▸ TASKS TO CARRY OUT
**1.** Summarize the biography of William Arthur McKenzie in two sentences.
**2.** Write the next part of the biography of William Arthur McKenzie, picking up after its final sentence.

▸ SELECTED PASSAGE
★ ★ ★ ★ ★

William Arthur McKenzie (25 December 1879 – 18 July 1916) was an Australian rules footballer who played for the Geelong Football Club in the Victorian Football League. He later moved to South Africa, and was killed during World War I.

Family
The  son of William Kenneth McKenzie (1850–1920), and Elizabeth Ann McKenzie (1854–1929), née Stoker, William Arthur McKenzie was born at Sandhurst, Victoria (known as Bendigo since 1891) on 25 December 1879.

Education
He attended Geelong Grammar School in 1898. Not only a fine schoolboy cricketer and footballer, he was an outstanding athlete.

At the 16 November 1898 Geelong Grammar School sports carnival he was the school's champion athlete, and was awarded the school's Championship Cup for his performance. He won the long jump by 14 inches (approx. 37cm), jumping 18ft. 11in. (approx. 5.78m), the 100 yards ("McKenzie … won easily"), the quarter mile ("McLaurin [who finished second] led till 50 yards from home, when McKenzie bolted to the front, winning by several yards"), the mile ("Belcher [who finished second] was leading until about 40 yards from the tap, but McKenzie then spurted to the front, and won by two or three yards"), and came third in the pole vault.

★ ★ ★ ★ ★

▸ EXTRACTED INFORMATION
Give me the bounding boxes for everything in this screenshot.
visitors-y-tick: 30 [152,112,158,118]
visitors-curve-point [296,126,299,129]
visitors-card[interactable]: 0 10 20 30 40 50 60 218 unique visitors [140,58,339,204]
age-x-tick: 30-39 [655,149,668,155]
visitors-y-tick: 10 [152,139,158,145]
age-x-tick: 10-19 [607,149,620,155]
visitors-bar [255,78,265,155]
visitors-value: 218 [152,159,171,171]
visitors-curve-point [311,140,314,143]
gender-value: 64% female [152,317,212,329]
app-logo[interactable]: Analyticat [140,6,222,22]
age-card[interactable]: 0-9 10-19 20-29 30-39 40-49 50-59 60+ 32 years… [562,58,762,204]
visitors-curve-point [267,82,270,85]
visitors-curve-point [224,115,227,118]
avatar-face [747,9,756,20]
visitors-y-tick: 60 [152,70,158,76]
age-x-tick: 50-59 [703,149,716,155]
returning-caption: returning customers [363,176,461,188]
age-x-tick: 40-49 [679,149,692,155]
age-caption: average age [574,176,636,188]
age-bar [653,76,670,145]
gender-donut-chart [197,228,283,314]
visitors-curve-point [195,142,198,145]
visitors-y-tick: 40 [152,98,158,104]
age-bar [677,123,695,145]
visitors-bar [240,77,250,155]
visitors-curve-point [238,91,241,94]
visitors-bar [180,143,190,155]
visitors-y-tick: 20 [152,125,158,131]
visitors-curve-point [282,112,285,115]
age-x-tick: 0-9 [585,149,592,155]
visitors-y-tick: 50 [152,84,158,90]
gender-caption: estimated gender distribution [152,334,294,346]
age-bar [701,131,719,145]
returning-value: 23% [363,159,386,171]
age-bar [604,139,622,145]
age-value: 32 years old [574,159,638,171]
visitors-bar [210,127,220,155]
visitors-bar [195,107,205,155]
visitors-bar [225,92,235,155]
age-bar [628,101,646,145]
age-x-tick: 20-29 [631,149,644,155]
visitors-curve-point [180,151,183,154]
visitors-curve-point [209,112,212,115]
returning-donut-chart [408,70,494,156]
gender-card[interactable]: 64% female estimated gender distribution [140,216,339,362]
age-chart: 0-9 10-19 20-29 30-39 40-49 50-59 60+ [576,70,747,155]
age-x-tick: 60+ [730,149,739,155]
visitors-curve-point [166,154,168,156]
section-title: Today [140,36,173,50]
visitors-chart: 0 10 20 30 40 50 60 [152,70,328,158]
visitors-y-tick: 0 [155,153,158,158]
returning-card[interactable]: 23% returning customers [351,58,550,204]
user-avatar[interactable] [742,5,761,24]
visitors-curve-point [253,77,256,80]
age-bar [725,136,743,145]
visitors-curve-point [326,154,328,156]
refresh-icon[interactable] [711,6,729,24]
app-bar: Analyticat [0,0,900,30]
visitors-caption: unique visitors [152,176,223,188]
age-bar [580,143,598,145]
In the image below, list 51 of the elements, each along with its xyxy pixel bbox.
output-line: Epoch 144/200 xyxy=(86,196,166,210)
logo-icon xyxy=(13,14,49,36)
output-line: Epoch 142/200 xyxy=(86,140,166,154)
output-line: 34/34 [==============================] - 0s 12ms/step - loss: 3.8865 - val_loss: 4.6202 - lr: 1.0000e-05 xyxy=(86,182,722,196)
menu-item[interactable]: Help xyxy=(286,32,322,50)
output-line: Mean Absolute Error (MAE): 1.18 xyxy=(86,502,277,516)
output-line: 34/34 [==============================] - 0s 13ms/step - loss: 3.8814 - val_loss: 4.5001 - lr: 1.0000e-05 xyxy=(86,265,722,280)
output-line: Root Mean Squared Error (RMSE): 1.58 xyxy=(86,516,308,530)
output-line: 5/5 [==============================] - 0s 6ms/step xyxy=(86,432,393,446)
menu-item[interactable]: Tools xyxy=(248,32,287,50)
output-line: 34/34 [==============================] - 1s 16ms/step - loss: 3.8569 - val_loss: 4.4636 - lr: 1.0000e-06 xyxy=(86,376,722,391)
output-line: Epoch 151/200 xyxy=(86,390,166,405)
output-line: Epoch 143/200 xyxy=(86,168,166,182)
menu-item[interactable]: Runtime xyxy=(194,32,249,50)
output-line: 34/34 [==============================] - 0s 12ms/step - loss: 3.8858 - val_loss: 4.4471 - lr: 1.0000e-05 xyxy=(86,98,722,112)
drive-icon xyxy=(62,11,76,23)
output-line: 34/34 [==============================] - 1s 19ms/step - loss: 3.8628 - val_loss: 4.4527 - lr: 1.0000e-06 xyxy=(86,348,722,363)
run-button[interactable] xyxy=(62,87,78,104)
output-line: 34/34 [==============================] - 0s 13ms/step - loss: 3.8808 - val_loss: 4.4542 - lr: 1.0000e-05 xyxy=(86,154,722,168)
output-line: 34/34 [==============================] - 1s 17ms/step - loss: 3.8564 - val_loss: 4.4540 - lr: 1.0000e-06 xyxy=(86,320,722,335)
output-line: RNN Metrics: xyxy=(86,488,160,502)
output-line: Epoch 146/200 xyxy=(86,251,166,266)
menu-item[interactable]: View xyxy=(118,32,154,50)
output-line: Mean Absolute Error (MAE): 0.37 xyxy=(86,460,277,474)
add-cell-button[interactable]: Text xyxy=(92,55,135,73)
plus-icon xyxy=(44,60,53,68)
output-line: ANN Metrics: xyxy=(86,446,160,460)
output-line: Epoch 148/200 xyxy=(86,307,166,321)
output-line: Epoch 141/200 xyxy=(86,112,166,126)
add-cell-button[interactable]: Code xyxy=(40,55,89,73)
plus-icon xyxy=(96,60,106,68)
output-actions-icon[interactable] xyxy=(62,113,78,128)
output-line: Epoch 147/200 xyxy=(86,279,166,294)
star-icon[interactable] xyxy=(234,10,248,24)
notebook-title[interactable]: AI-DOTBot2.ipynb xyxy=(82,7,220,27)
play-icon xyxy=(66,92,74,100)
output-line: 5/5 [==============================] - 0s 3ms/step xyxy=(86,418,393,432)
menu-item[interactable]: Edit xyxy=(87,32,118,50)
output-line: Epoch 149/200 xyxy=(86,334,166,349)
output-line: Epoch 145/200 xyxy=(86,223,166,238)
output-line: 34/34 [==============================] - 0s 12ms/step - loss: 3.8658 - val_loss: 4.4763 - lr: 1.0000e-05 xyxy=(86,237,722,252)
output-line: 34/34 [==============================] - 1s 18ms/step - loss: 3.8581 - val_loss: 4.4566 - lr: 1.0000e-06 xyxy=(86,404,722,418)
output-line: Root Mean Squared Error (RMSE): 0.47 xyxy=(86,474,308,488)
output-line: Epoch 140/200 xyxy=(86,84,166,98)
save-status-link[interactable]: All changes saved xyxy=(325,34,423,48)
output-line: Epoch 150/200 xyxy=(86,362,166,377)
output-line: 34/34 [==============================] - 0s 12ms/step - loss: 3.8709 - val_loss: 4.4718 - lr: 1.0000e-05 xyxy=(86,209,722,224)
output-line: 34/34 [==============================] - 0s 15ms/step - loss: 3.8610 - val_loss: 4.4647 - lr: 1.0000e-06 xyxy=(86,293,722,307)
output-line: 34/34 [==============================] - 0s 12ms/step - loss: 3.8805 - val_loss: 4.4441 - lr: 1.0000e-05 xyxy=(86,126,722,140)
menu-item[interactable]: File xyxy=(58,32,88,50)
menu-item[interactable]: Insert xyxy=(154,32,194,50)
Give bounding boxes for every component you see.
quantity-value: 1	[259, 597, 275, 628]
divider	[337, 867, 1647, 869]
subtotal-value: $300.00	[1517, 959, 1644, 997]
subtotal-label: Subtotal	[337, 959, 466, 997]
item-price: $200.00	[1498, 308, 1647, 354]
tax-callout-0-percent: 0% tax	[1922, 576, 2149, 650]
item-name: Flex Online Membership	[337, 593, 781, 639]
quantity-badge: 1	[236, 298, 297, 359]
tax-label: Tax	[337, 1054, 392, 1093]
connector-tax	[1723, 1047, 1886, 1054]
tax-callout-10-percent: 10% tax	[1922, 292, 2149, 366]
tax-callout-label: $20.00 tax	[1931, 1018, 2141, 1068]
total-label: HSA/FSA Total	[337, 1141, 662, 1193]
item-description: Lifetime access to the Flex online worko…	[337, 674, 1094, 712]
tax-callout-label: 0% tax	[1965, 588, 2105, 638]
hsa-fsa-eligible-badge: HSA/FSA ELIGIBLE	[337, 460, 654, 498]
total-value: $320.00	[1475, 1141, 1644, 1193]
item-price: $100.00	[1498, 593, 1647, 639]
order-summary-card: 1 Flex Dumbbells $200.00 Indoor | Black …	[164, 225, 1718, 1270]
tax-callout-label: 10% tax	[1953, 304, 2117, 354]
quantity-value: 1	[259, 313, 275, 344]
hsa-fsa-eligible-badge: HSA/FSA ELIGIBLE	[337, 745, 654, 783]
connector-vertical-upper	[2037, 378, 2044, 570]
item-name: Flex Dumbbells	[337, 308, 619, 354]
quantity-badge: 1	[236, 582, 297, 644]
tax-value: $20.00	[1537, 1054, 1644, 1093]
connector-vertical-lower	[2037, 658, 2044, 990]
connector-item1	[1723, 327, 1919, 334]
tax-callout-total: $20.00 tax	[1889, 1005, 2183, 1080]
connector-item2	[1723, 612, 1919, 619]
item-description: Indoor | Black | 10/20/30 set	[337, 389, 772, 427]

★ ★ ★ ★ ★

▸ OUTPUTS IN ORDER
**1.** William Arthur McKenzie (1879–1916), born at Sandhurst, Victoria, played Australian rules football for the Geelong Football Club in the Victorian Football League, later moved to South Africa, and was killed during World War I. At Geelong Grammar School in 1898 he was named the school's champion athlete and awarded its Championship Cup after winning the long jump, the 100 yards, the quarter mile and the mile, and placing third in the pole vault.

**2.**
Football
He played for Geelong in the VFL in the last four games of the 1898 football season.

Military service

Boer War
He served overseas in the 2nd Victorian Mounted Rifles in the Second Boer War (1899–1902).

World War I
Permanently residing in South Africa, he enlisted in the South African Military Forces, and served overseas in the 1st Regiment South African Infantry.

Death
He was killed in action at Delville Wood, in France, on 18 July 1916. He has no known grave, and is commemorated at the Thiepval Memorial to the Missing of the Somme near Thiepval, in northern France.

See also
 List of Victorian Football League players who died in active service

Footnotes

References
 Holmesby, Russell & Main, Jim (2007). The Encyclopedia of AFL Footballers. 7th ed. Melbourne: Bas Publishing.
 Main, J. & Allen, D., "McKenzie, W. Arthur", pp.129–131 in Main, J. & Allen, D., Fallen – The Ultimate Heroes: Footballers Who Never Returned From War, Crown Content, (Melbourne), 2002. 
 Commemorative Roll: Private William Arthur McKenzie (4493), Australian War Memorial.

External links
 
 
 Private William Arthur McKenzie (4993), Commonwealth War Graves Commission.
 Cats Media, "Remembering those who made the ultimate sacrifice", geelongcats.com, 25 April 2020.

1879 births
1916 deaths
People educated at Geelong Grammar School
Australian rules footballers from Victoria (Australia)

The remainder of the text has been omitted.